▶ **TASK TO COMPLETE**: Every entry needs to be reproduced exactly.

▶ **Items from a dataset**:
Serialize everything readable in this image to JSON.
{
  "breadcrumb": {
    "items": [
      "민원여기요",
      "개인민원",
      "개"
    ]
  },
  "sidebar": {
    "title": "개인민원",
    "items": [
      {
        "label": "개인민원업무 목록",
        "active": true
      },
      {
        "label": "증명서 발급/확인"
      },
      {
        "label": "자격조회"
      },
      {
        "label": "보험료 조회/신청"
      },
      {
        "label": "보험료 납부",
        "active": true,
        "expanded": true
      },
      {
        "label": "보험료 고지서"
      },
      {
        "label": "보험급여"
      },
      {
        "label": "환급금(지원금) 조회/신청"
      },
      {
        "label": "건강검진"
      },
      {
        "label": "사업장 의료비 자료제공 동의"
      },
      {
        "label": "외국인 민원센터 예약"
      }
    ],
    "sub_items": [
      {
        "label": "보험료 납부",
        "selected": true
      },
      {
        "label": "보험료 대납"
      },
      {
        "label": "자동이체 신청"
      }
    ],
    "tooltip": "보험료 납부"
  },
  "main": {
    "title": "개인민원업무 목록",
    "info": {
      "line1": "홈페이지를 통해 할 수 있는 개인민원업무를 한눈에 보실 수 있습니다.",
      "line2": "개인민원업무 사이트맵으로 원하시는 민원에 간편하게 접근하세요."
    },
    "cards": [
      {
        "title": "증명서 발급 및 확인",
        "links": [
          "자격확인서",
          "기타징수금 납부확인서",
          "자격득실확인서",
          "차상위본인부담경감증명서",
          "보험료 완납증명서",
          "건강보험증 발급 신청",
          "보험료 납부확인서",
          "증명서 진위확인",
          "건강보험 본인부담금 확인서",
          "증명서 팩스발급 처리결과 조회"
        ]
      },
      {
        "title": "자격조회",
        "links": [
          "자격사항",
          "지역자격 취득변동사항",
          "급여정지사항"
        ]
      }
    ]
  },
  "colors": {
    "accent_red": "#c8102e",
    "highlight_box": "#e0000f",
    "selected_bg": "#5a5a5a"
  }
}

▶ **TASK OUTPUT**:
Serialize everything readable in this image to JSON.
{
  "breadcrumb": {
    "items": [
      "민원여기요",
      "개인민원",
      "개"
    ]
  },
  "sidebar": {
    "title": "개인민원",
    "items": [
      {
        "label": "개인민원업무 목록",
        "active": true
      },
      {
        "label": "증명서 발급/확인"
      },
      {
        "label": "자격조회"
      },
      {
        "label": "보험료 조회/신청"
      },
      {
        "label": "보험료 납부",
        "active": true,
        "expanded": true
      },
      {
        "label": "보험료 고지서"
      },
      {
        "label": "보험급여"
      },
      {
        "label": "환급금(지원금) 조회/신청"
      },
      {
        "label": "건강검진"
      },
      {
        "label": "사업장 의료비 자료제공 동의"
      },
      {
        "label": "외국인 민원센터 예약"
      }
    ],
    "sub_items": [
      {
        "label": "보험료 납부",
        "selected": true
      },
      {
        "label": "보험료 대납"
      },
      {
        "label": "자동이체 신청"
      }
    ],
    "tooltip": "보험료 납부"
  },
  "main": {
    "title": "개인민원업무 목록",
    "info": {
      "line1": "홈페이지를 통해 할 수 있는 개인민원업무를 한눈에 보실 수 있습니다.",
      "line2": "개인민원업무 사이트맵으로 원하시는 민원에 간편하게 접근하세요."
    },
    "cards": [
      {
        "title": "증명서 발급 및 확인",
        "links": [
          "자격확인서",
          "기타징수금 납부확인서",
          "자격득실확인서",
          "차상위본인부담경감증명서",
          "보험료 완납증명서",
          "건강보험증 발급 신청",
          "보험료 납부확인서",
          "증명서 진위확인",
          "건강보험 본인부담금 확인서",
          "증명서 팩스발급 처리결과 조회"
        ]
      },
      {
        "title": "자격조회",
        "links": [
          "자격사항",
          "지역자격 취득변동사항",
          "급여정지사항"
        ]
      }
    ]
  },
  "colors": {
    "accent_red": "#c8102e",
    "highlight_box": "#e0000f",
    "selected_bg": "#5a5a5a"
  }
}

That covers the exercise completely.